[Work instructions]
Pictures aside, write out every record exactly as it appears.

[Material shown]
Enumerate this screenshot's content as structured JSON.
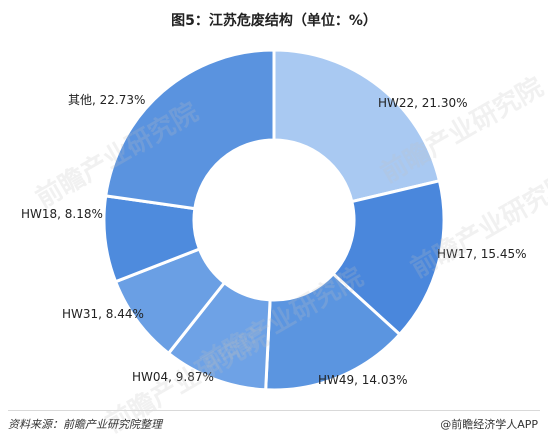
{
  "chart_data": {
    "type": "pie",
    "title": "图5：江苏危废结构（单位：%）",
    "slices": [
      {
        "label": "HW22, 21.30%",
        "name": "HW22",
        "value": 21.3,
        "color": "#a9c9f2"
      },
      {
        "label": "HW17, 15.45%",
        "name": "HW17",
        "value": 15.45,
        "color": "#4a87dc"
      },
      {
        "label": "HW49, 14.03%",
        "name": "HW49",
        "value": 14.03,
        "color": "#5b95e0"
      },
      {
        "label": "HW04, 9.87%",
        "name": "HW04",
        "value": 9.87,
        "color": "#6ea2e6"
      },
      {
        "label": "HW31, 8.44%",
        "name": "HW31",
        "value": 8.44,
        "color": "#6a9fe4"
      },
      {
        "label": "HW18, 8.18%",
        "name": "HW18",
        "value": 8.18,
        "color": "#4e8bdd"
      },
      {
        "label": "其他, 22.73%",
        "name": "其他",
        "value": 22.73,
        "color": "#5a93df"
      }
    ]
  },
  "watermark_text": "前瞻产业研究院",
  "footer": {
    "source": "资料来源：前瞻产业研究院整理",
    "brand": "@前瞻经济学人APP"
  }
}
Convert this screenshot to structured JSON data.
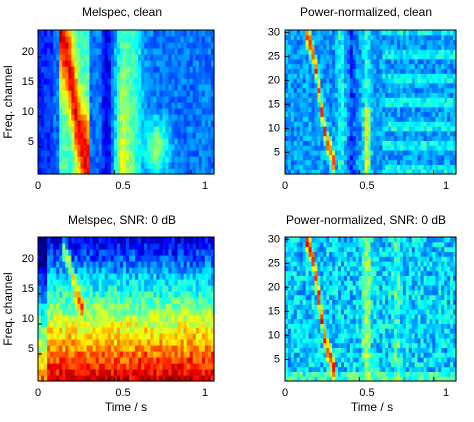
{
  "chart_data": [
    {
      "type": "heatmap",
      "title": "Melspec, clean",
      "xlabel": "",
      "ylabel": "Freq. channel",
      "xlim": [
        0,
        1.15
      ],
      "ylim": [
        0.5,
        24.5
      ],
      "xticks": [
        0,
        0.5,
        1
      ],
      "yticks": [
        5,
        10,
        15,
        20
      ],
      "xtick_labels": [
        "0",
        "0.5",
        "1"
      ],
      "ytick_labels": [
        "5",
        "10",
        "15",
        "20"
      ],
      "colormap": "jet",
      "n_channels": 24,
      "grid": false,
      "description": "Strong energy bands at 0.15-0.3 s (curving from channel 22 down to channel 2), a weaker burst near 0.5-0.6 s, and a band near 0.8 s across the lower channels."
    },
    {
      "type": "heatmap",
      "title": "Power-normalized, clean",
      "xlabel": "",
      "ylabel": "",
      "xlim": [
        0,
        1.15
      ],
      "ylim": [
        0.5,
        30.5
      ],
      "xticks": [
        0,
        0.5,
        1
      ],
      "yticks": [
        5,
        10,
        15,
        20,
        25,
        30
      ],
      "xtick_labels": [
        "0",
        "0.5",
        "1"
      ],
      "ytick_labels": [
        "5",
        "10",
        "15",
        "20",
        "25",
        "30"
      ],
      "colormap": "jet",
      "n_channels": 30,
      "grid": false,
      "description": "Thin red/yellow sinuous track at about 0.2-0.3 s from channel 29 to channel 2, short activity at 0.55 s, mostly blue background with faint horizontal stripes after 0.6 s."
    },
    {
      "type": "heatmap",
      "title": "Melspec, SNR: 0 dB",
      "xlabel": "Time / s",
      "ylabel": "Freq. channel",
      "xlim": [
        0,
        1.15
      ],
      "ylim": [
        0.5,
        24.5
      ],
      "xticks": [
        0,
        0.5,
        1
      ],
      "yticks": [
        5,
        10,
        15,
        20
      ],
      "xtick_labels": [
        "0",
        "0.5",
        "1"
      ],
      "ytick_labels": [
        "5",
        "10",
        "15",
        "20"
      ],
      "colormap": "jet",
      "n_channels": 24,
      "grid": false,
      "description": "Noise dominates: red at low channels (1-7), orange/yellow up to about channel 15, blue above; a red curved speech trace from channel 22 to 12 near 0.2-0.3 s."
    },
    {
      "type": "heatmap",
      "title": "Power-normalized, SNR: 0 dB",
      "xlabel": "Time / s",
      "ylabel": "",
      "xlim": [
        0,
        1.15
      ],
      "ylim": [
        0.5,
        30.5
      ],
      "xticks": [
        0,
        0.5,
        1
      ],
      "yticks": [
        5,
        10,
        15,
        20,
        25,
        30
      ],
      "xtick_labels": [
        "0",
        "0.5",
        "1"
      ],
      "ytick_labels": [
        "5",
        "10",
        "15",
        "20",
        "25",
        "30"
      ],
      "colormap": "jet",
      "n_channels": 30,
      "grid": false,
      "description": "Mostly blue/cyan noise with a red curved trace at about 0.2-0.3 s from channel 28 to channel 3, lighter vertical streaks near 0.55 s and 0.75 s."
    }
  ]
}
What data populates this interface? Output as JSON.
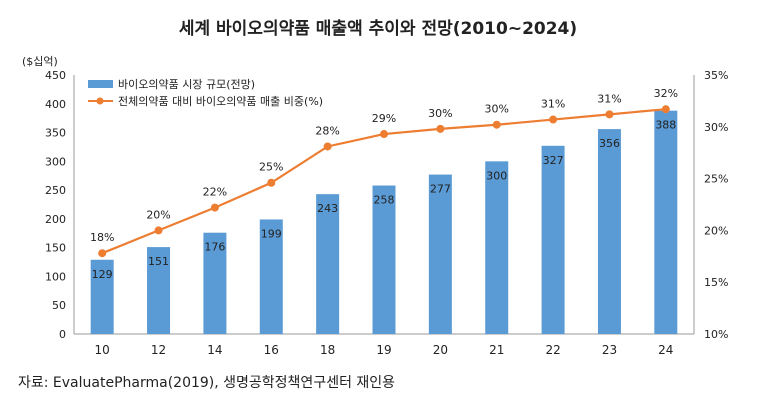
{
  "chart_data": {
    "type": "bar+line",
    "title": "세계 바이오의약품 매출액 추이와 전망(2010~2024)",
    "categories": [
      "10",
      "12",
      "14",
      "16",
      "18",
      "19",
      "20",
      "21",
      "22",
      "23",
      "24"
    ],
    "series": [
      {
        "name": "바이오의약품 시장 규모(전망)",
        "type": "bar",
        "axis": "left",
        "color": "#5b9bd5",
        "values": [
          129,
          151,
          176,
          199,
          243,
          258,
          277,
          300,
          327,
          356,
          388
        ],
        "labels": [
          "129",
          "151",
          "176",
          "199",
          "243",
          "258",
          "277",
          "300",
          "327",
          "356",
          "388"
        ]
      },
      {
        "name": "전체의약품 대비 바이오의약품 매출 비중(%)",
        "type": "line",
        "axis": "right",
        "color": "#ed7d31",
        "values": [
          17.8,
          20,
          22.2,
          24.6,
          28.1,
          29.3,
          29.8,
          30.2,
          30.7,
          31.2,
          31.7
        ],
        "labels": [
          "18%",
          "20%",
          "22%",
          "25%",
          "28%",
          "29%",
          "30%",
          "30%",
          "31%",
          "31%",
          "32%"
        ]
      }
    ],
    "ylabel_left": "($십억)",
    "ylim_left": [
      0,
      450
    ],
    "yticks_left": [
      "0",
      "50",
      "100",
      "150",
      "200",
      "250",
      "300",
      "350",
      "400",
      "450"
    ],
    "ylim_right": [
      10,
      35
    ],
    "yticks_right": [
      "10%",
      "15%",
      "20%",
      "25%",
      "30%",
      "35%"
    ],
    "legend_position": "top-left",
    "grid": false
  },
  "source": "자료: EvaluatePharma(2019), 생명공학정책연구센터 재인용"
}
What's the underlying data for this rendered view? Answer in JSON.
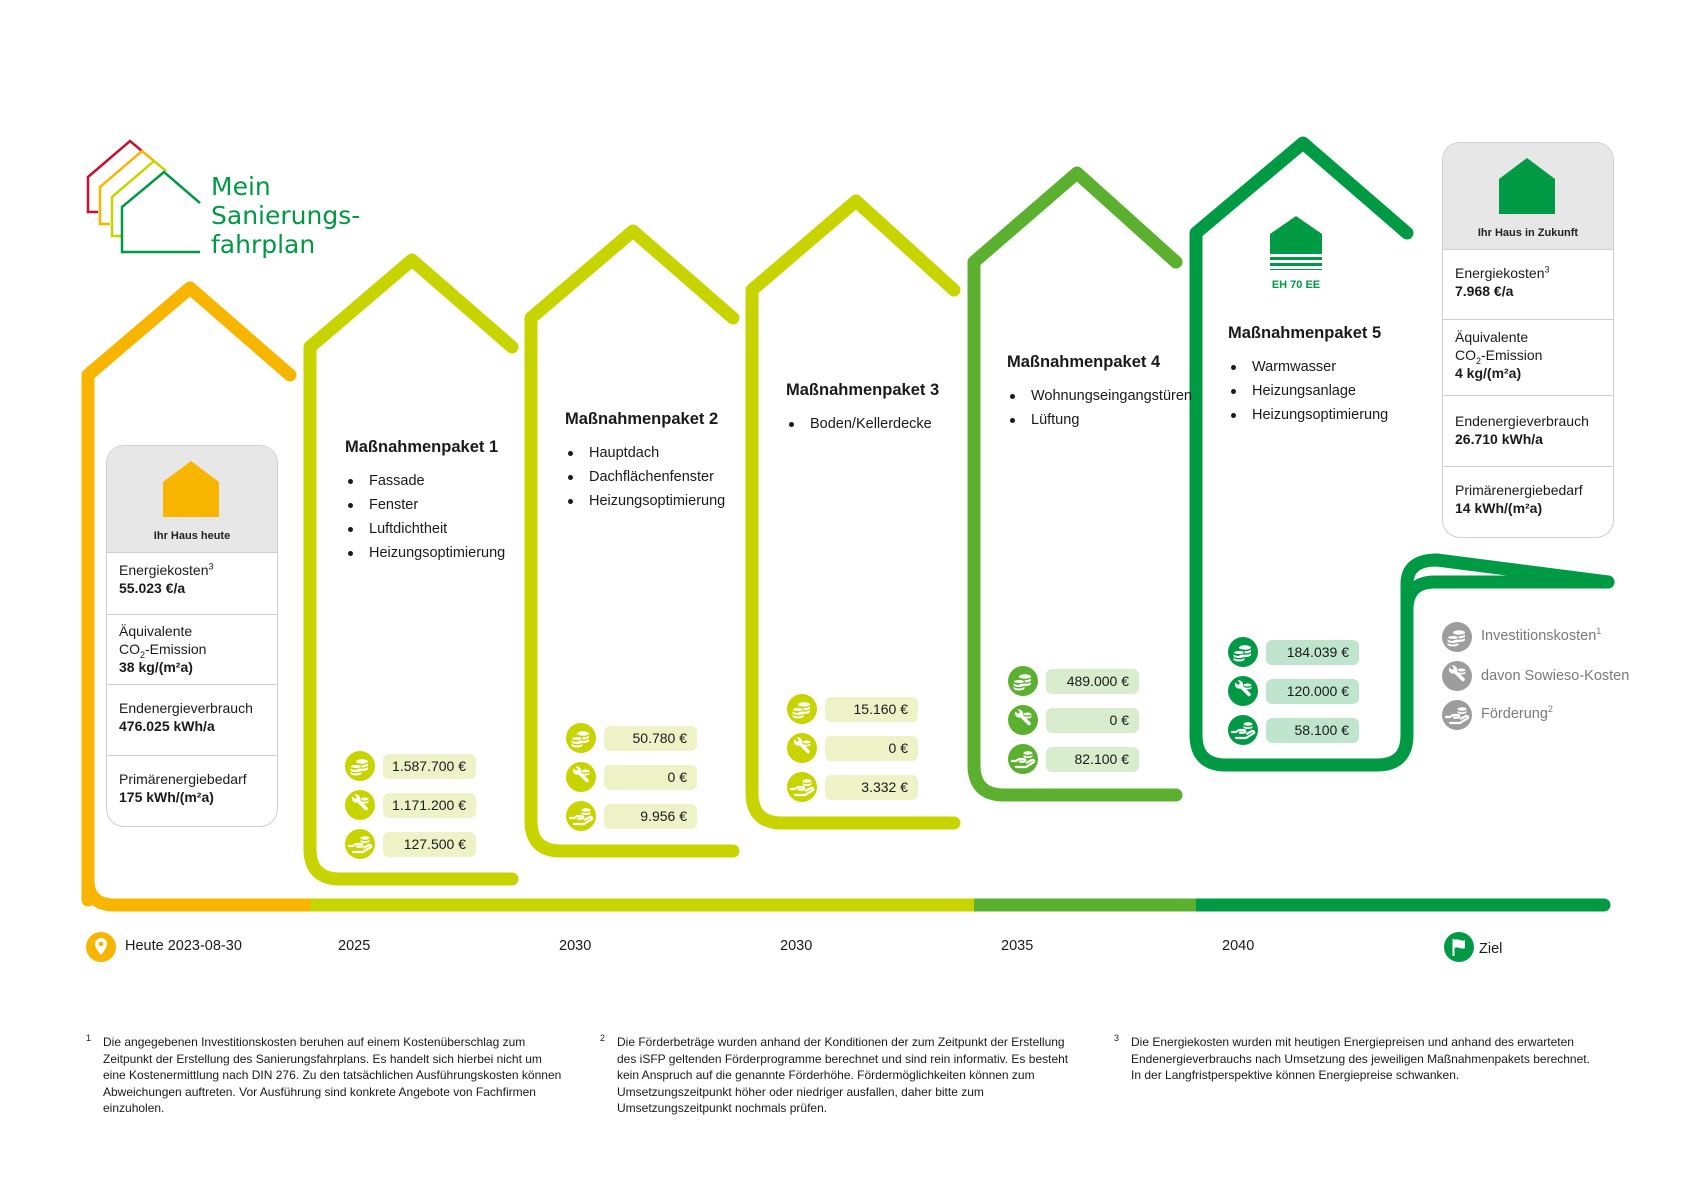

[Response to the exercise]
Enumerate this screenshot's content as structured JSON.
{
  "chart_data": {
    "type": "pie",
    "title": "图5：江苏危废结构（单位：%）",
    "slices": [
      {
        "label": "HW22, 21.30%",
        "name": "HW22",
        "value": 21.3,
        "color": "#a9c9f2"
      },
      {
        "label": "HW17, 15.45%",
        "name": "HW17",
        "value": 15.45,
        "color": "#4a87dc"
      },
      {
        "label": "HW49, 14.03%",
        "name": "HW49",
        "value": 14.03,
        "color": "#5b95e0"
      },
      {
        "label": "HW04, 9.87%",
        "name": "HW04",
        "value": 9.87,
        "color": "#6ea2e6"
      },
      {
        "label": "HW31, 8.44%",
        "name": "HW31",
        "value": 8.44,
        "color": "#6a9fe4"
      },
      {
        "label": "HW18, 8.18%",
        "name": "HW18",
        "value": 8.18,
        "color": "#4e8bdd"
      },
      {
        "label": "其他, 22.73%",
        "name": "其他",
        "value": 22.73,
        "color": "#5a93df"
      }
    ]
  },
  "watermark_text": "前瞻产业研究院",
  "footer": {
    "source": "资料来源：前瞻产业研究院整理",
    "brand": "@前瞻经济学人APP"
  }
}
Convert this screenshot to structured JSON data.
{
  "chart_data": [
    {
      "type": "heatmap",
      "title": "Melspec, clean",
      "xlabel": "",
      "ylabel": "Freq. channel",
      "xlim": [
        0,
        1.15
      ],
      "ylim": [
        0.5,
        24.5
      ],
      "xticks": [
        0,
        0.5,
        1
      ],
      "yticks": [
        5,
        10,
        15,
        20
      ],
      "xtick_labels": [
        "0",
        "0.5",
        "1"
      ],
      "ytick_labels": [
        "5",
        "10",
        "15",
        "20"
      ],
      "colormap": "jet",
      "n_channels": 24,
      "grid": false,
      "description": "Strong energy bands at 0.15-0.3 s (curving from channel 22 down to channel 2), a weaker burst near 0.5-0.6 s, and a band near 0.8 s across the lower channels."
    },
    {
      "type": "heatmap",
      "title": "Power-normalized, clean",
      "xlabel": "",
      "ylabel": "",
      "xlim": [
        0,
        1.15
      ],
      "ylim": [
        0.5,
        30.5
      ],
      "xticks": [
        0,
        0.5,
        1
      ],
      "yticks": [
        5,
        10,
        15,
        20,
        25,
        30
      ],
      "xtick_labels": [
        "0",
        "0.5",
        "1"
      ],
      "ytick_labels": [
        "5",
        "10",
        "15",
        "20",
        "25",
        "30"
      ],
      "colormap": "jet",
      "n_channels": 30,
      "grid": false,
      "description": "Thin red/yellow sinuous track at about 0.2-0.3 s from channel 29 to channel 2, short activity at 0.55 s, mostly blue background with faint horizontal stripes after 0.6 s."
    },
    {
      "type": "heatmap",
      "title": "Melspec, SNR: 0 dB",
      "xlabel": "Time / s",
      "ylabel": "Freq. channel",
      "xlim": [
        0,
        1.15
      ],
      "ylim": [
        0.5,
        24.5
      ],
      "xticks": [
        0,
        0.5,
        1
      ],
      "yticks": [
        5,
        10,
        15,
        20
      ],
      "xtick_labels": [
        "0",
        "0.5",
        "1"
      ],
      "ytick_labels": [
        "5",
        "10",
        "15",
        "20"
      ],
      "colormap": "jet",
      "n_channels": 24,
      "grid": false,
      "description": "Noise dominates: red at low channels (1-7), orange/yellow up to about channel 15, blue above; a red curved speech trace from channel 22 to 12 near 0.2-0.3 s."
    },
    {
      "type": "heatmap",
      "title": "Power-normalized, SNR: 0 dB",
      "xlabel": "Time / s",
      "ylabel": "",
      "xlim": [
        0,
        1.15
      ],
      "ylim": [
        0.5,
        30.5
      ],
      "xticks": [
        0,
        0.5,
        1
      ],
      "yticks": [
        5,
        10,
        15,
        20,
        25,
        30
      ],
      "xtick_labels": [
        "0",
        "0.5",
        "1"
      ],
      "ytick_labels": [
        "5",
        "10",
        "15",
        "20",
        "25",
        "30"
      ],
      "colormap": "jet",
      "n_channels": 30,
      "grid": false,
      "description": "Mostly blue/cyan noise with a red curved trace at about 0.2-0.3 s from channel 28 to channel 3, lighter vertical streaks near 0.55 s and 0.75 s."
    }
  ]
}
What data populates this interface? Output as JSON.
{
  "chart_data": {
    "type": "bar+line",
    "title": "세계 바이오의약품 매출액 추이와 전망(2010~2024)",
    "categories": [
      "10",
      "12",
      "14",
      "16",
      "18",
      "19",
      "20",
      "21",
      "22",
      "23",
      "24"
    ],
    "series": [
      {
        "name": "바이오의약품 시장 규모(전망)",
        "type": "bar",
        "axis": "left",
        "color": "#5b9bd5",
        "values": [
          129,
          151,
          176,
          199,
          243,
          258,
          277,
          300,
          327,
          356,
          388
        ],
        "labels": [
          "129",
          "151",
          "176",
          "199",
          "243",
          "258",
          "277",
          "300",
          "327",
          "356",
          "388"
        ]
      },
      {
        "name": "전체의약품 대비 바이오의약품 매출 비중(%)",
        "type": "line",
        "axis": "right",
        "color": "#ed7d31",
        "values": [
          17.8,
          20,
          22.2,
          24.6,
          28.1,
          29.3,
          29.8,
          30.2,
          30.7,
          31.2,
          31.7
        ],
        "labels": [
          "18%",
          "20%",
          "22%",
          "25%",
          "28%",
          "29%",
          "30%",
          "30%",
          "31%",
          "31%",
          "32%"
        ]
      }
    ],
    "ylabel_left": "($십억)",
    "ylim_left": [
      0,
      450
    ],
    "yticks_left": [
      "0",
      "50",
      "100",
      "150",
      "200",
      "250",
      "300",
      "350",
      "400",
      "450"
    ],
    "ylim_right": [
      10,
      35
    ],
    "yticks_right": [
      "10%",
      "15%",
      "20%",
      "25%",
      "30%",
      "35%"
    ],
    "legend_position": "top-left",
    "grid": false
  },
  "source": "자료: EvaluatePharma(2019), 생명공학정책연구센터 재인용"
}
What's the underlying data for this rendered view? Answer in JSON.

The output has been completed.